- [Data shown]:
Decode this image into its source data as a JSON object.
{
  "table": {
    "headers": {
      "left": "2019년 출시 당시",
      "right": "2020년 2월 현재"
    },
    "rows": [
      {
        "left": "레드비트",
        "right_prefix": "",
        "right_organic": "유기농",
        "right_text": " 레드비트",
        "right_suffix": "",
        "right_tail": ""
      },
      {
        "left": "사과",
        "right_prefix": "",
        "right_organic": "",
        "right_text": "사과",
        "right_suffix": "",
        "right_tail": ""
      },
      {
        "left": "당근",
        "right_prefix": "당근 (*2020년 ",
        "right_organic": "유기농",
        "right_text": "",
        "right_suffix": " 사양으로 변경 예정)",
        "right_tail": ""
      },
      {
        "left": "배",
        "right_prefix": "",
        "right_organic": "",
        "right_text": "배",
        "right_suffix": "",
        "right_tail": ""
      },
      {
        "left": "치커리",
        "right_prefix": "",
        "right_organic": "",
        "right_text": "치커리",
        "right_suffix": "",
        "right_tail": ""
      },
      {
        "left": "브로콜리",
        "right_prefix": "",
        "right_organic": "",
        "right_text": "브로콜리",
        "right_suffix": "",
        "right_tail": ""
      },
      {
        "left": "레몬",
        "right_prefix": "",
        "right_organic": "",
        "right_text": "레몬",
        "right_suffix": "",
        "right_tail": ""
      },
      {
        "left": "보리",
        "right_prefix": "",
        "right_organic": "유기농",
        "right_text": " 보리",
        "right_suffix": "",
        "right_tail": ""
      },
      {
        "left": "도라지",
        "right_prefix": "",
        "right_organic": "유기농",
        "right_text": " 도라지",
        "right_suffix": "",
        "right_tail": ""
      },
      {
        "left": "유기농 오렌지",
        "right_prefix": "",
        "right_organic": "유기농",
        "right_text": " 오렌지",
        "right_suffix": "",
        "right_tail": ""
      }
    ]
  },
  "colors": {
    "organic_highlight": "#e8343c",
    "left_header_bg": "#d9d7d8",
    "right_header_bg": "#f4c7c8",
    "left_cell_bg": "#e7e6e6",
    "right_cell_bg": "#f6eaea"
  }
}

- [Task requirements]: Return the material exactly as it stands.

- [Task answer]:
Decode this image into its source data as a JSON object.
{
  "table": {
    "headers": {
      "left": "2019년 출시 당시",
      "right": "2020년 2월 현재"
    },
    "rows": [
      {
        "left": "레드비트",
        "right_prefix": "",
        "right_organic": "유기농",
        "right_text": " 레드비트",
        "right_suffix": "",
        "right_tail": ""
      },
      {
        "left": "사과",
        "right_prefix": "",
        "right_organic": "",
        "right_text": "사과",
        "right_suffix": "",
        "right_tail": ""
      },
      {
        "left": "당근",
        "right_prefix": "당근 (*2020년 ",
        "right_organic": "유기농",
        "right_text": "",
        "right_suffix": " 사양으로 변경 예정)",
        "right_tail": ""
      },
      {
        "left": "배",
        "right_prefix": "",
        "right_organic": "",
        "right_text": "배",
        "right_suffix": "",
        "right_tail": ""
      },
      {
        "left": "치커리",
        "right_prefix": "",
        "right_organic": "",
        "right_text": "치커리",
        "right_suffix": "",
        "right_tail": ""
      },
      {
        "left": "브로콜리",
        "right_prefix": "",
        "right_organic": "",
        "right_text": "브로콜리",
        "right_suffix": "",
        "right_tail": ""
      },
      {
        "left": "레몬",
        "right_prefix": "",
        "right_organic": "",
        "right_text": "레몬",
        "right_suffix": "",
        "right_tail": ""
      },
      {
        "left": "보리",
        "right_prefix": "",
        "right_organic": "유기농",
        "right_text": " 보리",
        "right_suffix": "",
        "right_tail": ""
      },
      {
        "left": "도라지",
        "right_prefix": "",
        "right_organic": "유기농",
        "right_text": " 도라지",
        "right_suffix": "",
        "right_tail": ""
      },
      {
        "left": "유기농 오렌지",
        "right_prefix": "",
        "right_organic": "유기농",
        "right_text": " 오렌지",
        "right_suffix": "",
        "right_tail": ""
      }
    ]
  },
  "colors": {
    "organic_highlight": "#e8343c",
    "left_header_bg": "#d9d7d8",
    "right_header_bg": "#f4c7c8",
    "left_cell_bg": "#e7e6e6",
    "right_cell_bg": "#f6eaea"
  }
}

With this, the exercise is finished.